### Task to complete
Every entry below must appear again, exactly as written.
-- Data for processing start --
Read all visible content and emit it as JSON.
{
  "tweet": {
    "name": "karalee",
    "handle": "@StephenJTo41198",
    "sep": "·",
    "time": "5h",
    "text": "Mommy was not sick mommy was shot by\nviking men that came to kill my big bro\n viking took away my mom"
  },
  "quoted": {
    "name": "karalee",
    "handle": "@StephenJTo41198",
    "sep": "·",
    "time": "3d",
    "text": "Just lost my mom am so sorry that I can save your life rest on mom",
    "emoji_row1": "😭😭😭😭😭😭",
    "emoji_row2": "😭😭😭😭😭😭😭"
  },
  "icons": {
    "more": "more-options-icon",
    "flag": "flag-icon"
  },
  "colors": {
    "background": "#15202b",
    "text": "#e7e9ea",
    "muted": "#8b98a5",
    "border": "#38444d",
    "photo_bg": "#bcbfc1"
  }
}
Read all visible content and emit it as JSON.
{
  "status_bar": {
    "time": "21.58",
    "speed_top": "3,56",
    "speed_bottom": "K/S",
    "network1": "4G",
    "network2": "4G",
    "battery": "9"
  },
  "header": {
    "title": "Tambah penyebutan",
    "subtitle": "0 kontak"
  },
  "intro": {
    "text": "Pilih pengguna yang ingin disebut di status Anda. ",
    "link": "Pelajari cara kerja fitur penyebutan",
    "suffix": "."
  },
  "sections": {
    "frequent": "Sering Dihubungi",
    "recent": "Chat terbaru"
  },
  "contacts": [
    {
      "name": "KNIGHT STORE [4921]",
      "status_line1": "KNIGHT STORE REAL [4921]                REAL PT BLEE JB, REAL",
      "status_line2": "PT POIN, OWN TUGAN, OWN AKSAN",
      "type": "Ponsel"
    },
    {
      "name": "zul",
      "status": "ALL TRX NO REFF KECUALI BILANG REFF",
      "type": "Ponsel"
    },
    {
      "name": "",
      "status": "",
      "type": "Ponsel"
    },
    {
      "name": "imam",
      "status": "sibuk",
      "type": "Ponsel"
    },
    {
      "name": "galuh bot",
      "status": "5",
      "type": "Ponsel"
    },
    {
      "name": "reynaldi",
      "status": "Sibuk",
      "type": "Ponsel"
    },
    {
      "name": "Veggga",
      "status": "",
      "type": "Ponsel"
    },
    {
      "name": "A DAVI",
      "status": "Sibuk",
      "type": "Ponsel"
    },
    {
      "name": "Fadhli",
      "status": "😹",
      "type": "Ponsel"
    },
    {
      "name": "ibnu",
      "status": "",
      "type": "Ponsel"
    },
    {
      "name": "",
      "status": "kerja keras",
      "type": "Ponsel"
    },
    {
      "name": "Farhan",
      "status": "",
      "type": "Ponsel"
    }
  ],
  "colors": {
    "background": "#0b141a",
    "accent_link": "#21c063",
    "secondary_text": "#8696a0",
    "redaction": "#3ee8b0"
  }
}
-- Data for processing end --
### Written answer
Read all visible content and emit it as JSON.
{
  "tweet": {
    "name": "karalee",
    "handle": "@StephenJTo41198",
    "sep": "·",
    "time": "5h",
    "text": "Mommy was not sick mommy was shot by\nviking men that came to kill my big bro\n viking took away my mom"
  },
  "quoted": {
    "name": "karalee",
    "handle": "@StephenJTo41198",
    "sep": "·",
    "time": "3d",
    "text": "Just lost my mom am so sorry that I can save your life rest on mom",
    "emoji_row1": "😭😭😭😭😭😭",
    "emoji_row2": "😭😭😭😭😭😭😭"
  },
  "icons": {
    "more": "more-options-icon",
    "flag": "flag-icon"
  },
  "colors": {
    "background": "#15202b",
    "text": "#e7e9ea",
    "muted": "#8b98a5",
    "border": "#38444d",
    "photo_bg": "#bcbfc1"
  }
}
Read all visible content and emit it as JSON.
{
  "status_bar": {
    "time": "21.58",
    "speed_top": "3,56",
    "speed_bottom": "K/S",
    "network1": "4G",
    "network2": "4G",
    "battery": "9"
  },
  "header": {
    "title": "Tambah penyebutan",
    "subtitle": "0 kontak"
  },
  "intro": {
    "text": "Pilih pengguna yang ingin disebut di status Anda. ",
    "link": "Pelajari cara kerja fitur penyebutan",
    "suffix": "."
  },
  "sections": {
    "frequent": "Sering Dihubungi",
    "recent": "Chat terbaru"
  },
  "contacts": [
    {
      "name": "KNIGHT STORE [4921]",
      "status_line1": "KNIGHT STORE REAL [4921]                REAL PT BLEE JB, REAL",
      "status_line2": "PT POIN, OWN TUGAN, OWN AKSAN",
      "type": "Ponsel"
    },
    {
      "name": "zul",
      "status": "ALL TRX NO REFF KECUALI BILANG REFF",
      "type": "Ponsel"
    },
    {
      "name": "",
      "status": "",
      "type": "Ponsel"
    },
    {
      "name": "imam",
      "status": "sibuk",
      "type": "Ponsel"
    },
    {
      "name": "galuh bot",
      "status": "5",
      "type": "Ponsel"
    },
    {
      "name": "reynaldi",
      "status": "Sibuk",
      "type": "Ponsel"
    },
    {
      "name": "Veggga",
      "status": "",
      "type": "Ponsel"
    },
    {
      "name": "A DAVI",
      "status": "Sibuk",
      "type": "Ponsel"
    },
    {
      "name": "Fadhli",
      "status": "😹",
      "type": "Ponsel"
    },
    {
      "name": "ibnu",
      "status": "",
      "type": "Ponsel"
    },
    {
      "name": "",
      "status": "kerja keras",
      "type": "Ponsel"
    },
    {
      "name": "Farhan",
      "status": "",
      "type": "Ponsel"
    }
  ],
  "colors": {
    "background": "#0b141a",
    "accent_link": "#21c063",
    "secondary_text": "#8696a0",
    "redaction": "#3ee8b0"
  }
}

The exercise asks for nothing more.